BEGIN RECORD SET

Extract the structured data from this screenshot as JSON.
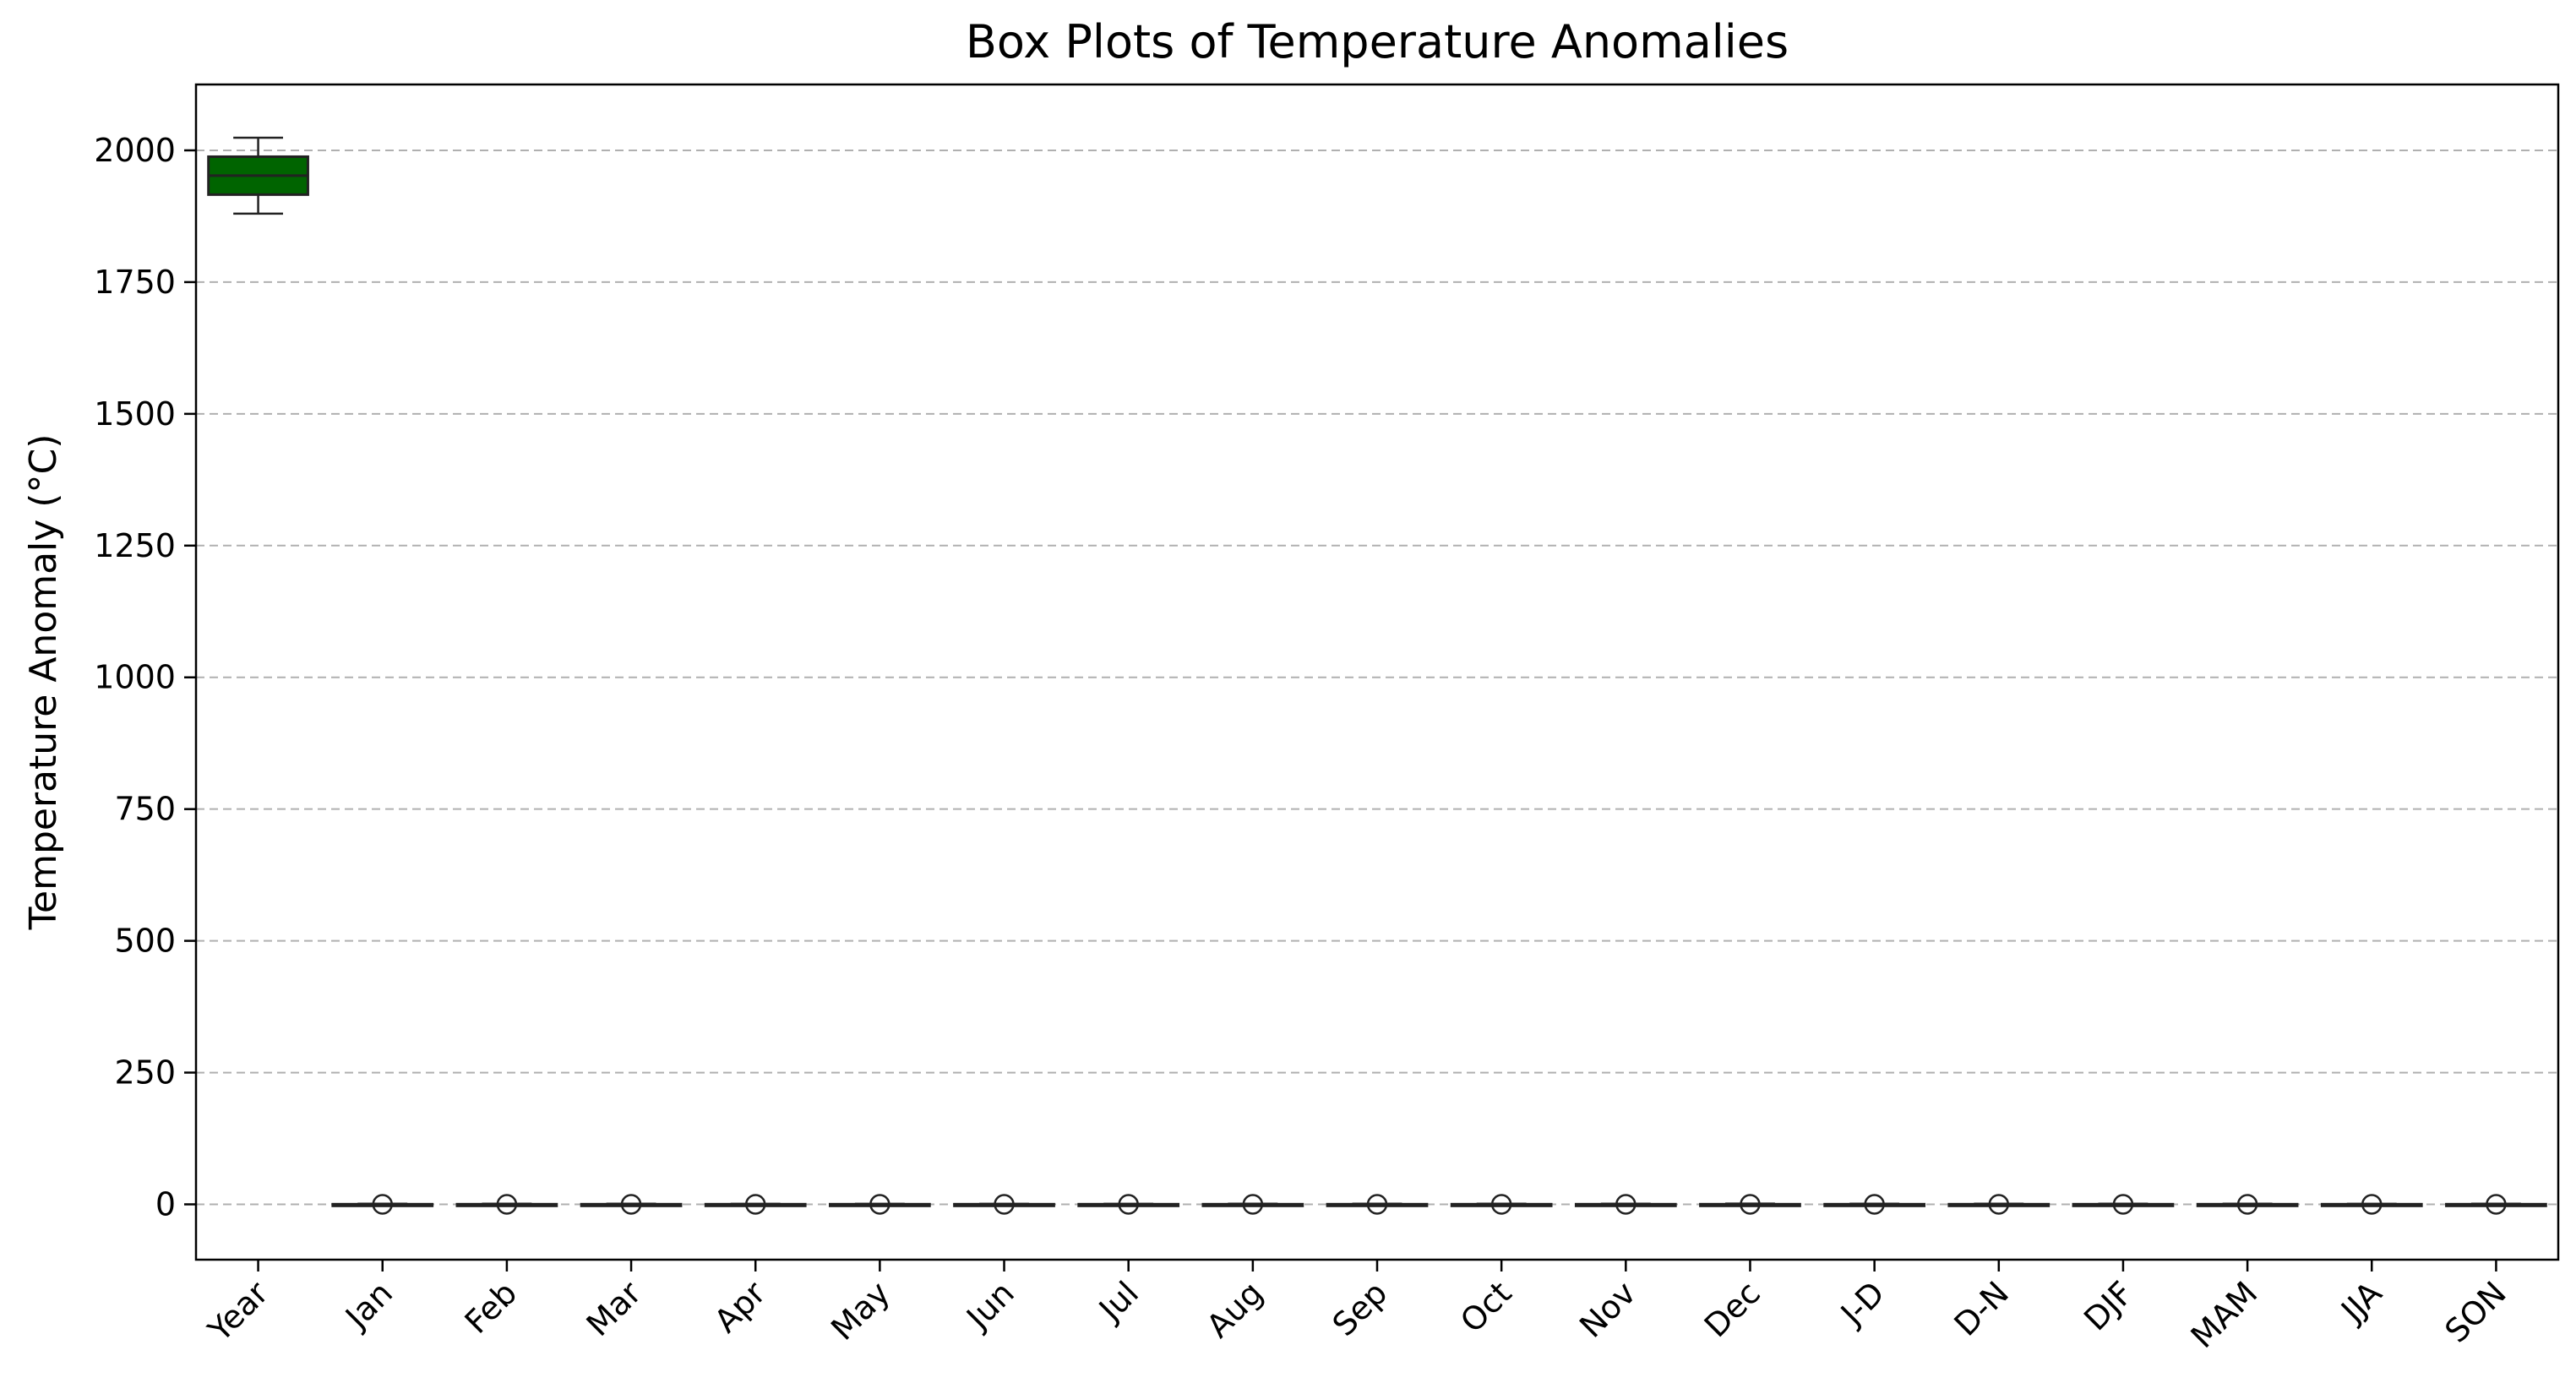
{
  "chart_data": {
    "type": "box",
    "title": "Box Plots of Temperature Anomalies",
    "xlabel": "",
    "ylabel": "Temperature Anomaly (°C)",
    "ylim": [
      -105,
      2125
    ],
    "yticks": [
      0,
      250,
      500,
      750,
      1000,
      1250,
      1500,
      1750,
      2000
    ],
    "grid": {
      "y": true,
      "x": false,
      "style": "dashed"
    },
    "colors": {
      "box_fill": "#006400",
      "grid": "#b0b0b0",
      "axis": "#000000"
    },
    "categories": [
      "Year",
      "Jan",
      "Feb",
      "Mar",
      "Apr",
      "May",
      "Jun",
      "Jul",
      "Aug",
      "Sep",
      "Oct",
      "Nov",
      "Dec",
      "J-D",
      "D-N",
      "DJF",
      "MAM",
      "JJA",
      "SON"
    ],
    "boxes": [
      {
        "category": "Year",
        "whislo": 1880,
        "q1": 1916,
        "med": 1952,
        "q3": 1988,
        "whishi": 2024,
        "fliers": []
      },
      {
        "category": "Jan",
        "whislo": -0.8,
        "q1": -0.2,
        "med": 0.0,
        "q3": 0.3,
        "whishi": 1.2,
        "fliers": [
          0
        ]
      },
      {
        "category": "Feb",
        "whislo": -0.8,
        "q1": -0.2,
        "med": 0.0,
        "q3": 0.3,
        "whishi": 1.3,
        "fliers": [
          0
        ]
      },
      {
        "category": "Mar",
        "whislo": -0.8,
        "q1": -0.2,
        "med": 0.0,
        "q3": 0.3,
        "whishi": 1.3,
        "fliers": [
          0
        ]
      },
      {
        "category": "Apr",
        "whislo": -0.7,
        "q1": -0.2,
        "med": 0.0,
        "q3": 0.3,
        "whishi": 1.1,
        "fliers": [
          0
        ]
      },
      {
        "category": "May",
        "whislo": -0.7,
        "q1": -0.2,
        "med": 0.0,
        "q3": 0.3,
        "whishi": 1.0,
        "fliers": [
          0
        ]
      },
      {
        "category": "Jun",
        "whislo": -0.6,
        "q1": -0.2,
        "med": 0.0,
        "q3": 0.3,
        "whishi": 1.0,
        "fliers": [
          0
        ]
      },
      {
        "category": "Jul",
        "whislo": -0.6,
        "q1": -0.2,
        "med": 0.0,
        "q3": 0.3,
        "whishi": 1.1,
        "fliers": [
          0
        ]
      },
      {
        "category": "Aug",
        "whislo": -0.6,
        "q1": -0.2,
        "med": 0.0,
        "q3": 0.3,
        "whishi": 1.2,
        "fliers": [
          0
        ]
      },
      {
        "category": "Sep",
        "whislo": -0.6,
        "q1": -0.2,
        "med": 0.0,
        "q3": 0.3,
        "whishi": 1.2,
        "fliers": [
          0
        ]
      },
      {
        "category": "Oct",
        "whislo": -0.6,
        "q1": -0.2,
        "med": 0.0,
        "q3": 0.3,
        "whishi": 1.3,
        "fliers": [
          0
        ]
      },
      {
        "category": "Nov",
        "whislo": -0.7,
        "q1": -0.2,
        "med": 0.0,
        "q3": 0.3,
        "whishi": 1.3,
        "fliers": [
          0
        ]
      },
      {
        "category": "Dec",
        "whislo": -0.8,
        "q1": -0.2,
        "med": 0.0,
        "q3": 0.3,
        "whishi": 1.4,
        "fliers": [
          0
        ]
      },
      {
        "category": "J-D",
        "whislo": -0.5,
        "q1": -0.2,
        "med": 0.0,
        "q3": 0.3,
        "whishi": 1.2,
        "fliers": [
          0
        ]
      },
      {
        "category": "D-N",
        "whislo": -0.5,
        "q1": -0.2,
        "med": 0.0,
        "q3": 0.3,
        "whishi": 1.2,
        "fliers": [
          0
        ]
      },
      {
        "category": "DJF",
        "whislo": -0.7,
        "q1": -0.2,
        "med": 0.0,
        "q3": 0.3,
        "whishi": 1.3,
        "fliers": [
          0
        ]
      },
      {
        "category": "MAM",
        "whislo": -0.7,
        "q1": -0.2,
        "med": 0.0,
        "q3": 0.3,
        "whishi": 1.2,
        "fliers": [
          0
        ]
      },
      {
        "category": "JJA",
        "whislo": -0.5,
        "q1": -0.2,
        "med": 0.0,
        "q3": 0.3,
        "whishi": 1.1,
        "fliers": [
          0
        ]
      },
      {
        "category": "SON",
        "whislo": -0.6,
        "q1": -0.2,
        "med": 0.0,
        "q3": 0.3,
        "whishi": 1.2,
        "fliers": [
          0
        ]
      }
    ]
  }
}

END RECORD SET

In the copy, include no pictures; restate the listing above exactly.

WRITTEN ANSWER:
Extract the structured data from this screenshot as JSON.
{
  "chart_data": {
    "type": "box",
    "title": "Box Plots of Temperature Anomalies",
    "xlabel": "",
    "ylabel": "Temperature Anomaly (°C)",
    "ylim": [
      -105,
      2125
    ],
    "yticks": [
      0,
      250,
      500,
      750,
      1000,
      1250,
      1500,
      1750,
      2000
    ],
    "grid": {
      "y": true,
      "x": false,
      "style": "dashed"
    },
    "colors": {
      "box_fill": "#006400",
      "grid": "#b0b0b0",
      "axis": "#000000"
    },
    "categories": [
      "Year",
      "Jan",
      "Feb",
      "Mar",
      "Apr",
      "May",
      "Jun",
      "Jul",
      "Aug",
      "Sep",
      "Oct",
      "Nov",
      "Dec",
      "J-D",
      "D-N",
      "DJF",
      "MAM",
      "JJA",
      "SON"
    ],
    "boxes": [
      {
        "category": "Year",
        "whislo": 1880,
        "q1": 1916,
        "med": 1952,
        "q3": 1988,
        "whishi": 2024,
        "fliers": []
      },
      {
        "category": "Jan",
        "whislo": -0.8,
        "q1": -0.2,
        "med": 0.0,
        "q3": 0.3,
        "whishi": 1.2,
        "fliers": [
          0
        ]
      },
      {
        "category": "Feb",
        "whislo": -0.8,
        "q1": -0.2,
        "med": 0.0,
        "q3": 0.3,
        "whishi": 1.3,
        "fliers": [
          0
        ]
      },
      {
        "category": "Mar",
        "whislo": -0.8,
        "q1": -0.2,
        "med": 0.0,
        "q3": 0.3,
        "whishi": 1.3,
        "fliers": [
          0
        ]
      },
      {
        "category": "Apr",
        "whislo": -0.7,
        "q1": -0.2,
        "med": 0.0,
        "q3": 0.3,
        "whishi": 1.1,
        "fliers": [
          0
        ]
      },
      {
        "category": "May",
        "whislo": -0.7,
        "q1": -0.2,
        "med": 0.0,
        "q3": 0.3,
        "whishi": 1.0,
        "fliers": [
          0
        ]
      },
      {
        "category": "Jun",
        "whislo": -0.6,
        "q1": -0.2,
        "med": 0.0,
        "q3": 0.3,
        "whishi": 1.0,
        "fliers": [
          0
        ]
      },
      {
        "category": "Jul",
        "whislo": -0.6,
        "q1": -0.2,
        "med": 0.0,
        "q3": 0.3,
        "whishi": 1.1,
        "fliers": [
          0
        ]
      },
      {
        "category": "Aug",
        "whislo": -0.6,
        "q1": -0.2,
        "med": 0.0,
        "q3": 0.3,
        "whishi": 1.2,
        "fliers": [
          0
        ]
      },
      {
        "category": "Sep",
        "whislo": -0.6,
        "q1": -0.2,
        "med": 0.0,
        "q3": 0.3,
        "whishi": 1.2,
        "fliers": [
          0
        ]
      },
      {
        "category": "Oct",
        "whislo": -0.6,
        "q1": -0.2,
        "med": 0.0,
        "q3": 0.3,
        "whishi": 1.3,
        "fliers": [
          0
        ]
      },
      {
        "category": "Nov",
        "whislo": -0.7,
        "q1": -0.2,
        "med": 0.0,
        "q3": 0.3,
        "whishi": 1.3,
        "fliers": [
          0
        ]
      },
      {
        "category": "Dec",
        "whislo": -0.8,
        "q1": -0.2,
        "med": 0.0,
        "q3": 0.3,
        "whishi": 1.4,
        "fliers": [
          0
        ]
      },
      {
        "category": "J-D",
        "whislo": -0.5,
        "q1": -0.2,
        "med": 0.0,
        "q3": 0.3,
        "whishi": 1.2,
        "fliers": [
          0
        ]
      },
      {
        "category": "D-N",
        "whislo": -0.5,
        "q1": -0.2,
        "med": 0.0,
        "q3": 0.3,
        "whishi": 1.2,
        "fliers": [
          0
        ]
      },
      {
        "category": "DJF",
        "whislo": -0.7,
        "q1": -0.2,
        "med": 0.0,
        "q3": 0.3,
        "whishi": 1.3,
        "fliers": [
          0
        ]
      },
      {
        "category": "MAM",
        "whislo": -0.7,
        "q1": -0.2,
        "med": 0.0,
        "q3": 0.3,
        "whishi": 1.2,
        "fliers": [
          0
        ]
      },
      {
        "category": "JJA",
        "whislo": -0.5,
        "q1": -0.2,
        "med": 0.0,
        "q3": 0.3,
        "whishi": 1.1,
        "fliers": [
          0
        ]
      },
      {
        "category": "SON",
        "whislo": -0.6,
        "q1": -0.2,
        "med": 0.0,
        "q3": 0.3,
        "whishi": 1.2,
        "fliers": [
          0
        ]
      }
    ]
  }
}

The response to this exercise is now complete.